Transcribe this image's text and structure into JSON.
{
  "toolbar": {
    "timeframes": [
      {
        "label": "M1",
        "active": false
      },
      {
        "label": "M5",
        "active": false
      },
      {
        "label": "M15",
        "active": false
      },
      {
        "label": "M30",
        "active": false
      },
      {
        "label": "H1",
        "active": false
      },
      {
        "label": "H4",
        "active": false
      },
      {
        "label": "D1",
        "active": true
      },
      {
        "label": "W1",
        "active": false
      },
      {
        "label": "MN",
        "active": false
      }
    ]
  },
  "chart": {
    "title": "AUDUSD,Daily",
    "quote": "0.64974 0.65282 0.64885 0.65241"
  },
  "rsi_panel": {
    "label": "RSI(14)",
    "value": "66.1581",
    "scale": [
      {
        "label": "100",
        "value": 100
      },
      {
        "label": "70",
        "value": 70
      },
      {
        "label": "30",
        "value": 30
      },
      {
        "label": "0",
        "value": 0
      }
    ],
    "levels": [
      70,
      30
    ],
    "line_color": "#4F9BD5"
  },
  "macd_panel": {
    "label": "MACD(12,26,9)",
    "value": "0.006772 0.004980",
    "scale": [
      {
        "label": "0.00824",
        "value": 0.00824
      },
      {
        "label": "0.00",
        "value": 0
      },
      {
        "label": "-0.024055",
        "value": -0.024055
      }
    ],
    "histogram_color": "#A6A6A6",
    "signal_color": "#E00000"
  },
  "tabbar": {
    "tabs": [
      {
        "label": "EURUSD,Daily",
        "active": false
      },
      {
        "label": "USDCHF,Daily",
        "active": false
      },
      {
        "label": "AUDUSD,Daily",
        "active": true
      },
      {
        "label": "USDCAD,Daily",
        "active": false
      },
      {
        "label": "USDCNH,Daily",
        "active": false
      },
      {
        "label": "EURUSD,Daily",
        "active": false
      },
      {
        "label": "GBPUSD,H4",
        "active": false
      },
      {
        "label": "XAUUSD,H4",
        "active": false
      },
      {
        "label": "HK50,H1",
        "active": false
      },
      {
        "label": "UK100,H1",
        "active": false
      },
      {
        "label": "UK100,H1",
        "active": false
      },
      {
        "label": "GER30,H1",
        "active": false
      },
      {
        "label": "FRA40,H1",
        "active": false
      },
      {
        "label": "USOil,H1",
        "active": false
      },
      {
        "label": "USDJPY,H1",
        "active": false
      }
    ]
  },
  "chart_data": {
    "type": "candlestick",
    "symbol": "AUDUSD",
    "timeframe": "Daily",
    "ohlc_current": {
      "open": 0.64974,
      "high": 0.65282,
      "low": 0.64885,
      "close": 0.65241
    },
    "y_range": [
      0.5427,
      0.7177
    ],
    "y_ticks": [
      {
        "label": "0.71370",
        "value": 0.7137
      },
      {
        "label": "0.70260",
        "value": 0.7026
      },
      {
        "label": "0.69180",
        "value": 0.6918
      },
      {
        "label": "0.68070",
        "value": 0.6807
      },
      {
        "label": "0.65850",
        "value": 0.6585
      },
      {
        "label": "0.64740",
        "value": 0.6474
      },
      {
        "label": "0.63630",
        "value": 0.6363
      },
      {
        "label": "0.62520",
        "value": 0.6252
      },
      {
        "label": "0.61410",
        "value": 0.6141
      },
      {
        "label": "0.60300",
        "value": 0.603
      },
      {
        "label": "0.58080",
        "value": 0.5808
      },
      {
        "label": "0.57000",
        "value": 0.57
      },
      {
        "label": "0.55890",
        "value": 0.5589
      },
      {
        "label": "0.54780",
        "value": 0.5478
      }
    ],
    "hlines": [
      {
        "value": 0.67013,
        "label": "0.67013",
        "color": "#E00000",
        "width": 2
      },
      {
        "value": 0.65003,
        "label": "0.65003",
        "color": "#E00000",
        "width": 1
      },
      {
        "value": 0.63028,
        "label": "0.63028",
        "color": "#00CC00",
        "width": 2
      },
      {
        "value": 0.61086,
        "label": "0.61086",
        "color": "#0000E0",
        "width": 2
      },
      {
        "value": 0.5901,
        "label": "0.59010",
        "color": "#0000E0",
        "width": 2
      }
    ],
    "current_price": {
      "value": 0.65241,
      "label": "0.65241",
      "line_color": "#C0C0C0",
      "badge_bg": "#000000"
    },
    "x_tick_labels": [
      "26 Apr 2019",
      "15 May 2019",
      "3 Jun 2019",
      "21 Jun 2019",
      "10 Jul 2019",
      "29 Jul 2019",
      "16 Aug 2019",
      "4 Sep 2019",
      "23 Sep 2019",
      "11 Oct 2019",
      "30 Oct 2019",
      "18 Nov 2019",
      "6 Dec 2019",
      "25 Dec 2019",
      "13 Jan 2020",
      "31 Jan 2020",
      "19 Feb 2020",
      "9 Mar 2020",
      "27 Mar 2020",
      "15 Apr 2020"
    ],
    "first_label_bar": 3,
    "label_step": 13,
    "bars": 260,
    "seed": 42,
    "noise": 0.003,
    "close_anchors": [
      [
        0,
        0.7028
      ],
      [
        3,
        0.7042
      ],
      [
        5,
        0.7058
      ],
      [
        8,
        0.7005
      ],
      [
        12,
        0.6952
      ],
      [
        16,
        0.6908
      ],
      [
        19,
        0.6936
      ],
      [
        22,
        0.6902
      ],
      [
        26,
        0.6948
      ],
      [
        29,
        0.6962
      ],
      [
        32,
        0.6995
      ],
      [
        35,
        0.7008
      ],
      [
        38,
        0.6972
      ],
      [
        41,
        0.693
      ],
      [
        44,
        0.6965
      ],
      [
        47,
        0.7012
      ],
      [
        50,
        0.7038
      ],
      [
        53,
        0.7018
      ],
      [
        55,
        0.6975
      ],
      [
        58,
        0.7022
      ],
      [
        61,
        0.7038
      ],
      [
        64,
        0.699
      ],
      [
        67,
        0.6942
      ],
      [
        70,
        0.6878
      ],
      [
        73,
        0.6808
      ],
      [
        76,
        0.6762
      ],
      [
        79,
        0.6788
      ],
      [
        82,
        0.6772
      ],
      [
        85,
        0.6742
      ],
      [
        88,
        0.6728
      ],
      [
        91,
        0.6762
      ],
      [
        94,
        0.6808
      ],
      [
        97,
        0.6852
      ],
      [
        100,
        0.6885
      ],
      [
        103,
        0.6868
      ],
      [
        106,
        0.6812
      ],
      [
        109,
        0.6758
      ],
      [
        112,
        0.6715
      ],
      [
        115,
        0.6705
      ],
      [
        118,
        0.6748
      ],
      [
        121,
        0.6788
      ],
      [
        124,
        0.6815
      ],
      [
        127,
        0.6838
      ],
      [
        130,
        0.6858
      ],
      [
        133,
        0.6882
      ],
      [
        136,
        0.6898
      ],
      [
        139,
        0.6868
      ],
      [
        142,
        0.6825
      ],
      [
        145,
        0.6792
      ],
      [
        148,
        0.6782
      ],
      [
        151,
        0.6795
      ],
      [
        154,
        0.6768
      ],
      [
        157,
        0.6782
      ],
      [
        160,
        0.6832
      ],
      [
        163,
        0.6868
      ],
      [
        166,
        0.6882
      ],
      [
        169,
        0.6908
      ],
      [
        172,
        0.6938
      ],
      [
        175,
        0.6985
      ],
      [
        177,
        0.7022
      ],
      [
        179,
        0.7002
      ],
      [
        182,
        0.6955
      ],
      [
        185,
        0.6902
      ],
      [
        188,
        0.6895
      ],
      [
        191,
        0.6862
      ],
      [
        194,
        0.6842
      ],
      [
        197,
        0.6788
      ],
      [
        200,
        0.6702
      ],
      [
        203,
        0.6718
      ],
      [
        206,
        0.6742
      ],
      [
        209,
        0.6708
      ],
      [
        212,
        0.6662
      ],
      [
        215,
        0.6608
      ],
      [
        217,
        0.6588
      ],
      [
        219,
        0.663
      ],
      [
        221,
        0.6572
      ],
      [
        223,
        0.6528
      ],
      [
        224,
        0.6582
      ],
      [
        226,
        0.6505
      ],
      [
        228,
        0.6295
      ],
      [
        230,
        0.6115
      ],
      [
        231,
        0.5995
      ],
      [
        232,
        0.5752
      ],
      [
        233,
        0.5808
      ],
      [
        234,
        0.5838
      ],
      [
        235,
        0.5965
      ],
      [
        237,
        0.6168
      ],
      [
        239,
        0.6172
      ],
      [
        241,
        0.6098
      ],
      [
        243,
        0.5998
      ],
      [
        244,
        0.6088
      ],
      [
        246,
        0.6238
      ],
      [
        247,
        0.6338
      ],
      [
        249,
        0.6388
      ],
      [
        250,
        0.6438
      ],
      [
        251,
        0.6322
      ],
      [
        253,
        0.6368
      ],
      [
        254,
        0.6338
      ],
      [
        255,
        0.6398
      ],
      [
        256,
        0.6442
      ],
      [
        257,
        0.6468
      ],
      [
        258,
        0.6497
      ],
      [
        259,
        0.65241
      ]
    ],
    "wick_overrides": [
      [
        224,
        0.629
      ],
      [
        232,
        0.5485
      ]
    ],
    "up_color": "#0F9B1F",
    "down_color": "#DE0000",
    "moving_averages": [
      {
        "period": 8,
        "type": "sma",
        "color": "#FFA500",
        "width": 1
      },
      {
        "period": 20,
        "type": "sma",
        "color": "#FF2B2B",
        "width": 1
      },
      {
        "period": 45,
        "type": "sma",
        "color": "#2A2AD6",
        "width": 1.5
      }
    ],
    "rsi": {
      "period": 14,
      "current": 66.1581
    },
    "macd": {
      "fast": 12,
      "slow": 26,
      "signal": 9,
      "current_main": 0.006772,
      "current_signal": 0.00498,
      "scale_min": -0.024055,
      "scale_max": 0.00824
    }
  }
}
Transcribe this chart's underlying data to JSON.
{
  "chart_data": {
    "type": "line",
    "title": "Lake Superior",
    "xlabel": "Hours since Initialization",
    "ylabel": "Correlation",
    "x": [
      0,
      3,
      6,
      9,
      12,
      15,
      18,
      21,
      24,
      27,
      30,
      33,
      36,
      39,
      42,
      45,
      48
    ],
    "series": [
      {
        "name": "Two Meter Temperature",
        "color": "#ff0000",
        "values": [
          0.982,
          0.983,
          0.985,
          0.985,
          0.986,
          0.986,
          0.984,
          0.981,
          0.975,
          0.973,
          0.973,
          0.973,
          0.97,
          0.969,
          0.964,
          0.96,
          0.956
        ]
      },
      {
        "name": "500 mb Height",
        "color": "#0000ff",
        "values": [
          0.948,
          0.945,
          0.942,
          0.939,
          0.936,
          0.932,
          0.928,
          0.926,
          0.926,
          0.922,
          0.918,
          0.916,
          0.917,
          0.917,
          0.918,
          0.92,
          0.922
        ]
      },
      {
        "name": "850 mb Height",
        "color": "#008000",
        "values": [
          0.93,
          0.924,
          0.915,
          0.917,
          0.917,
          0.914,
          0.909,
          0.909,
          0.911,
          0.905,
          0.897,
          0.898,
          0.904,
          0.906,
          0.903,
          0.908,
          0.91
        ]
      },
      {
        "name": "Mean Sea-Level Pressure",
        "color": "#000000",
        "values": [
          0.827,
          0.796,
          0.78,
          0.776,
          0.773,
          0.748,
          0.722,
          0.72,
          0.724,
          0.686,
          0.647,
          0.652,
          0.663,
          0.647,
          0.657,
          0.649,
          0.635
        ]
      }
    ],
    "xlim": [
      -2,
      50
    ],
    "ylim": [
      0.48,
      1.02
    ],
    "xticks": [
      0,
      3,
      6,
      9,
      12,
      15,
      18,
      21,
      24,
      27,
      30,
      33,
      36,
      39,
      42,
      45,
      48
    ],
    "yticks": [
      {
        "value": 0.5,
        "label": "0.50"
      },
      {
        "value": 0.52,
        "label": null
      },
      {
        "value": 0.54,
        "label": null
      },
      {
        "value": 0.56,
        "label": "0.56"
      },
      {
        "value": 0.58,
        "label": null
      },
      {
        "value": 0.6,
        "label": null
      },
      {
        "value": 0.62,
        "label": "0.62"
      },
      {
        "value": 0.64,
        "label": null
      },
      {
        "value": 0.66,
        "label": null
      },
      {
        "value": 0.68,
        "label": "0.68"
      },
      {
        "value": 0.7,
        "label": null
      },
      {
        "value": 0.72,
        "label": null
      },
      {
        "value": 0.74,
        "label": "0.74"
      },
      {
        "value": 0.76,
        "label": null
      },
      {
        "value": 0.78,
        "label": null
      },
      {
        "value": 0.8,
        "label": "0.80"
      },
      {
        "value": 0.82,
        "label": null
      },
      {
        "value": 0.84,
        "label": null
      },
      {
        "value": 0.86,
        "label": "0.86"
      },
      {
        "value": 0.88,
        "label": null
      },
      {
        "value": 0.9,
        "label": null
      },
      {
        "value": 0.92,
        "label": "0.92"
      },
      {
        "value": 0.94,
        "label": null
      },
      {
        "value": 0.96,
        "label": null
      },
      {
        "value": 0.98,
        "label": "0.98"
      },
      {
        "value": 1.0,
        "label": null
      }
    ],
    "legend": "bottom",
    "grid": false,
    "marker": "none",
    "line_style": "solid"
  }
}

▬▬▬▬▬▬▬▬▬▬

**What needs to be done**
Of the lines in the records, how many contain the word "period"? Answer with the number and nothing else.

**Exercise response**
4